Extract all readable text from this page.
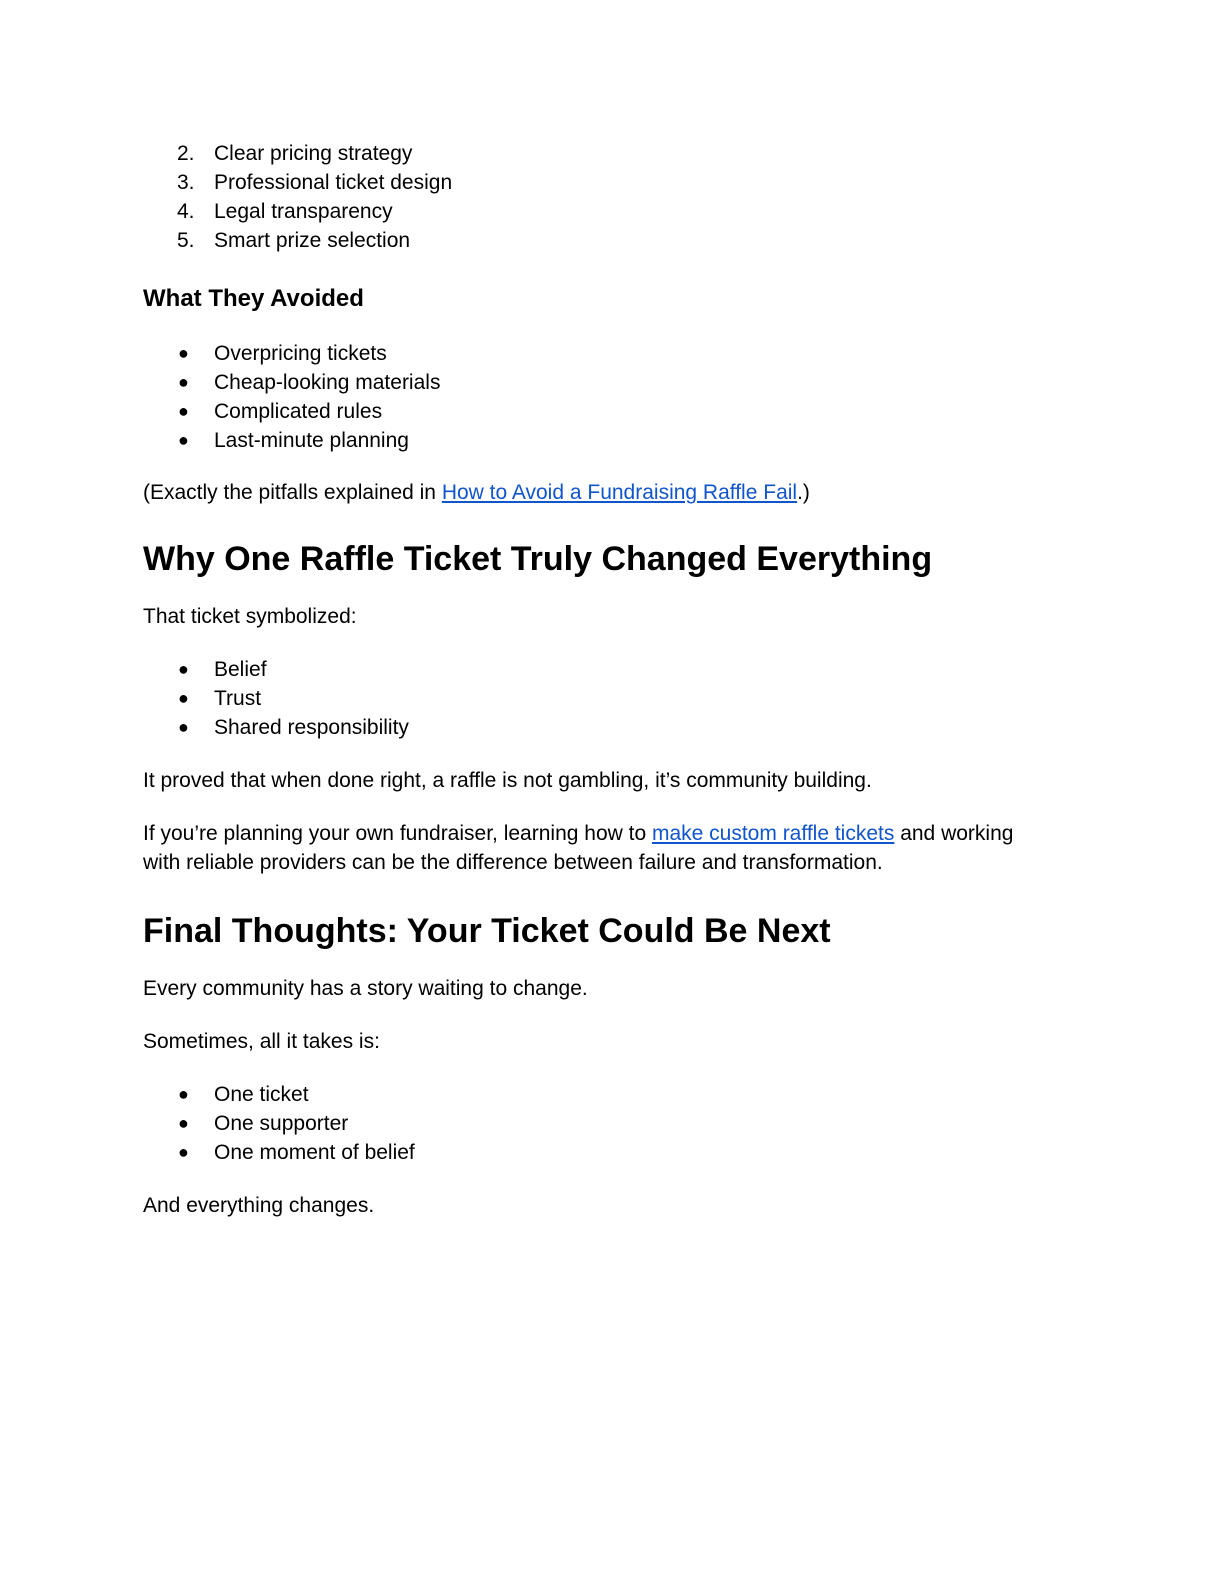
2. Clear pricing strategy
3. Professional ticket design
4. Legal transparency
5. Smart prize selection
What They Avoided
● Overpricing tickets
● Cheap-looking materials
● Complicated rules
● Last-minute planning

(Exactly the pitfalls explained in How to Avoid a Fundraising Raffle Fail.)

Why One Raffle Ticket Truly Changed Everything

That ticket symbolized:

● Belief
● Trust
● Shared responsibility

It proved that when done right, a raffle is not gambling, it’s community building.

If you’re planning your own fundraiser, learning how to make custom raffle tickets and working
with reliable providers can be the difference between failure and transformation.

Final Thoughts: Your Ticket Could Be Next

Every community has a story waiting to change.

Sometimes, all it takes is:

● One ticket
● One supporter
● One moment of belief

And everything changes.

# # # # # # #

Reproduce the full listing above verbatim, with no pictures included.

> _In response_:
Extract all readable text from this page.
2. Clear pricing strategy
3. Professional ticket design
4. Legal transparency
5. Smart prize selection
What They Avoided
● Overpricing tickets
● Cheap-looking materials
● Complicated rules
● Last-minute planning

(Exactly the pitfalls explained in How to Avoid a Fundraising Raffle Fail.)

Why One Raffle Ticket Truly Changed Everything

That ticket symbolized:

● Belief
● Trust
● Shared responsibility

It proved that when done right, a raffle is not gambling, it’s community building.

If you’re planning your own fundraiser, learning how to make custom raffle tickets and working
with reliable providers can be the difference between failure and transformation.

Final Thoughts: Your Ticket Could Be Next

Every community has a story waiting to change.

Sometimes, all it takes is:

● One ticket
● One supporter
● One moment of belief

And everything changes.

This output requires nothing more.